EXERCISE →
Count the lines that include the string "suspension", and give only that number.

Lines of data:
####################

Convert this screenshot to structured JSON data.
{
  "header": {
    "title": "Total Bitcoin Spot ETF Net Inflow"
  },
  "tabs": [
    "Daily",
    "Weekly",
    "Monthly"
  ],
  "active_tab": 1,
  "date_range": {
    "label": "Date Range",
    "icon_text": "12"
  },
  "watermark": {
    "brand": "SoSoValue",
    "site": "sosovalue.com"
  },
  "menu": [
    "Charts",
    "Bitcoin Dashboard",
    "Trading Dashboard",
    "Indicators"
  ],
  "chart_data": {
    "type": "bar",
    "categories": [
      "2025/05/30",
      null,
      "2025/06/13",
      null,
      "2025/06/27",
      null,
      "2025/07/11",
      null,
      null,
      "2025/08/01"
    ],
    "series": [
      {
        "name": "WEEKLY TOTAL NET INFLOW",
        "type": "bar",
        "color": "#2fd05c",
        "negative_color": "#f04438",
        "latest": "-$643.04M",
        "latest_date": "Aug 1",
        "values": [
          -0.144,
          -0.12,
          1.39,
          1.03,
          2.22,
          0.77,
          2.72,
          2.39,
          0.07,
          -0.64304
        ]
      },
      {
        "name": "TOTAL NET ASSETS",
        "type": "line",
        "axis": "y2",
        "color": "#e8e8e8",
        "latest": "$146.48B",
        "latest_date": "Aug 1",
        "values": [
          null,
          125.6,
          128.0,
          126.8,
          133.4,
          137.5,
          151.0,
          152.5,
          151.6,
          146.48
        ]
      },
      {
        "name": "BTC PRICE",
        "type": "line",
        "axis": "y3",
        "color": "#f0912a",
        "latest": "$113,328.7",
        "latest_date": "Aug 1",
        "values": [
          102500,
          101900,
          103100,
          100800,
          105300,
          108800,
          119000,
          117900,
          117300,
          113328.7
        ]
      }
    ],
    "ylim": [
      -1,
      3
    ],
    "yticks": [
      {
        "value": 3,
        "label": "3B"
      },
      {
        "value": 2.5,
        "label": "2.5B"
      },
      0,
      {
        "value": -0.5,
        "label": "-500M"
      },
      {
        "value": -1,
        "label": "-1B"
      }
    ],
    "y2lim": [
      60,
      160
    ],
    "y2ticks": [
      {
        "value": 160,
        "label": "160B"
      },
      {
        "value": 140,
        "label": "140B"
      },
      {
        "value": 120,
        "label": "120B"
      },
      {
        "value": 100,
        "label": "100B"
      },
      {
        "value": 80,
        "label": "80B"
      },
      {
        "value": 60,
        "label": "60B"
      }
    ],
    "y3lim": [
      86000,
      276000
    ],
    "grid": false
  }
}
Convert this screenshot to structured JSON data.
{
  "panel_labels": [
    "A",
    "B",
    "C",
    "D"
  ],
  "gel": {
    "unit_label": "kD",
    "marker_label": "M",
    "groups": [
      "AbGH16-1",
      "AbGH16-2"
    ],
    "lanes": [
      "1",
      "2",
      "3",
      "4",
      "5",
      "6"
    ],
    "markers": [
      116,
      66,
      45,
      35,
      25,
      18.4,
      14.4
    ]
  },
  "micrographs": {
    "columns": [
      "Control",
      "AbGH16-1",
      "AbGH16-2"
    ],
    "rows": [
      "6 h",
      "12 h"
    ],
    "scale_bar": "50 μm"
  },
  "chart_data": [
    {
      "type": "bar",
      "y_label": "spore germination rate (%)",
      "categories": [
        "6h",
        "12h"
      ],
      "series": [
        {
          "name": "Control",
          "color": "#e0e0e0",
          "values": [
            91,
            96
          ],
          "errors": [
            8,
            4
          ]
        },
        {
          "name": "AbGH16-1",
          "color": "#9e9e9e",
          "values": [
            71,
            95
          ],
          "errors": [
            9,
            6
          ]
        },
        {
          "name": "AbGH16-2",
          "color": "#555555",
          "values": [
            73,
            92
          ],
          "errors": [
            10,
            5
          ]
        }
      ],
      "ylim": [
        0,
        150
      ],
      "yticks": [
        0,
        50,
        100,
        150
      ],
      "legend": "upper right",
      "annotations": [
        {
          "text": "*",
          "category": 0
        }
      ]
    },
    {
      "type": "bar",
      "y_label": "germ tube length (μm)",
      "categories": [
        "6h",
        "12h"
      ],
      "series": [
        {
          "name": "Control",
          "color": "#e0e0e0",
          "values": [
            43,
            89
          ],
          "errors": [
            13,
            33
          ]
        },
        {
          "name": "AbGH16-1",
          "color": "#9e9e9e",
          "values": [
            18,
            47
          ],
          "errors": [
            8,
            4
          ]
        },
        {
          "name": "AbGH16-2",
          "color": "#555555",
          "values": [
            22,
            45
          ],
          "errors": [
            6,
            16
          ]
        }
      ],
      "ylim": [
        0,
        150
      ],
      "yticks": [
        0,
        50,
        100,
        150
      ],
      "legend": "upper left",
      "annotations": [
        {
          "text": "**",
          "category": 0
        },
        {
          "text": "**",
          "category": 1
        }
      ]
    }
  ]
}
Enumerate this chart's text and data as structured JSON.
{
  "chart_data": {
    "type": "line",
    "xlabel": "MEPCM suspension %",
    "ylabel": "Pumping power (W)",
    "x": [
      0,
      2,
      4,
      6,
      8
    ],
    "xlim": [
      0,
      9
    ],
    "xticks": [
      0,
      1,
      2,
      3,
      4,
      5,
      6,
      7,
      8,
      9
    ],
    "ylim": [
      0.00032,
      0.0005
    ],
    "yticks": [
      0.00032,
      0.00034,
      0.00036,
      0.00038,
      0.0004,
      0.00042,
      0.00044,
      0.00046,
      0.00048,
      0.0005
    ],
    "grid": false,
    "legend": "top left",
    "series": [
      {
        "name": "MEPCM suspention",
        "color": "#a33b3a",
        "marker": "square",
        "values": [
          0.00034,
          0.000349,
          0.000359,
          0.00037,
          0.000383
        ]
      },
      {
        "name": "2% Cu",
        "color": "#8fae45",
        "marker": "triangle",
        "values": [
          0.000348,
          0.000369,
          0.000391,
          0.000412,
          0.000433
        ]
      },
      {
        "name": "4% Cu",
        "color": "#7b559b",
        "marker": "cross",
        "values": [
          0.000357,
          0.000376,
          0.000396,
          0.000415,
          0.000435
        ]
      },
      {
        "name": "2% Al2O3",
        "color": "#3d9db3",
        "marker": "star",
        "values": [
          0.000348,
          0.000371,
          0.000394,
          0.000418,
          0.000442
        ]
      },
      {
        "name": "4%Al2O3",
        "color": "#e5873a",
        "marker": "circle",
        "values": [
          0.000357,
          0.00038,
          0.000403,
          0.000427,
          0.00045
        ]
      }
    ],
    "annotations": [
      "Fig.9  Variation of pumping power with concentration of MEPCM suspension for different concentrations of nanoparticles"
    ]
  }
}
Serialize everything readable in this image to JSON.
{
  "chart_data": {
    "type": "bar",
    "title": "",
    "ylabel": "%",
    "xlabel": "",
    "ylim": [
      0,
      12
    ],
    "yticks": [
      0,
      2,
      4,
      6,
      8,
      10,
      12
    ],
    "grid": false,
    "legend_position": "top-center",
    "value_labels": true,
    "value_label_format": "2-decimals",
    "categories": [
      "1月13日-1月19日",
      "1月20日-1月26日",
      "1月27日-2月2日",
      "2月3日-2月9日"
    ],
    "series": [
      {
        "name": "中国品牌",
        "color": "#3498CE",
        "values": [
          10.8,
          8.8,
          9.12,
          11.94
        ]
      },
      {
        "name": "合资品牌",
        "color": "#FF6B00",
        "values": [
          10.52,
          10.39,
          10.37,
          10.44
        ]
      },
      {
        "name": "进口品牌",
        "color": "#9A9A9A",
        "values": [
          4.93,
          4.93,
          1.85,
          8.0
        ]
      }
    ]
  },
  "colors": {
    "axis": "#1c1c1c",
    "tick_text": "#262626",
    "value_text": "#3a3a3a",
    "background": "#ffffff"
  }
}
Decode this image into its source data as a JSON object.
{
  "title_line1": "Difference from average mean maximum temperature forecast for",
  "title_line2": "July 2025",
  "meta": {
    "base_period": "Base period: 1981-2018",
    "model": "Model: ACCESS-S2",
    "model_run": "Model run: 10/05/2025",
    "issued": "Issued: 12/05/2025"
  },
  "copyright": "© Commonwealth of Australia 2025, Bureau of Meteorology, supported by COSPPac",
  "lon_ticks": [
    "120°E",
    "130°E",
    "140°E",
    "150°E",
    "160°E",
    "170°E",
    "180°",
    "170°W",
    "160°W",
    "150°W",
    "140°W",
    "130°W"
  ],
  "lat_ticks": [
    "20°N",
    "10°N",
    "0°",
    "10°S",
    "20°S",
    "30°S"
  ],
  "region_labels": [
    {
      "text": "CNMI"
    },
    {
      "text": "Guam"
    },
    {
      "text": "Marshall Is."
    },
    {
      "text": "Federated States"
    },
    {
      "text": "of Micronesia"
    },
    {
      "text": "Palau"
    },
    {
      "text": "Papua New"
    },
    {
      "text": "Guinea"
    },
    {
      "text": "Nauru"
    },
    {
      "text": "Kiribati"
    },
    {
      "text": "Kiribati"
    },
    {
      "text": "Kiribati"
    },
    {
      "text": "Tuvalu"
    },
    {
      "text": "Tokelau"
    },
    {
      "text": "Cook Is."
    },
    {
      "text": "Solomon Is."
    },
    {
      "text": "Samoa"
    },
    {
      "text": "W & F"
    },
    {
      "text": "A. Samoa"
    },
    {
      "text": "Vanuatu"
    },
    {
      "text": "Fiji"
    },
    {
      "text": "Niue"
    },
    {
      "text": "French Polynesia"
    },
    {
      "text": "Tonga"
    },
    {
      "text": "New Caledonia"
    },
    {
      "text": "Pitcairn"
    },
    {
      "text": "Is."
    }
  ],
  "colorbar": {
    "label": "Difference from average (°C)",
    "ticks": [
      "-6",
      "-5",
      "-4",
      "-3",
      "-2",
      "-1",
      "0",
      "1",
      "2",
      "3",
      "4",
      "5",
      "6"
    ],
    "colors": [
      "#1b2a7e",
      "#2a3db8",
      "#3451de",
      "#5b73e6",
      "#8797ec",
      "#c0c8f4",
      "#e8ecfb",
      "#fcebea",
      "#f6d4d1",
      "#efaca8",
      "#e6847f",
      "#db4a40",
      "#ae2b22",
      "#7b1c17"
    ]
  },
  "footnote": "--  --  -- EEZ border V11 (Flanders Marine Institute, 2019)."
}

####################

CORRECT RESULT →
2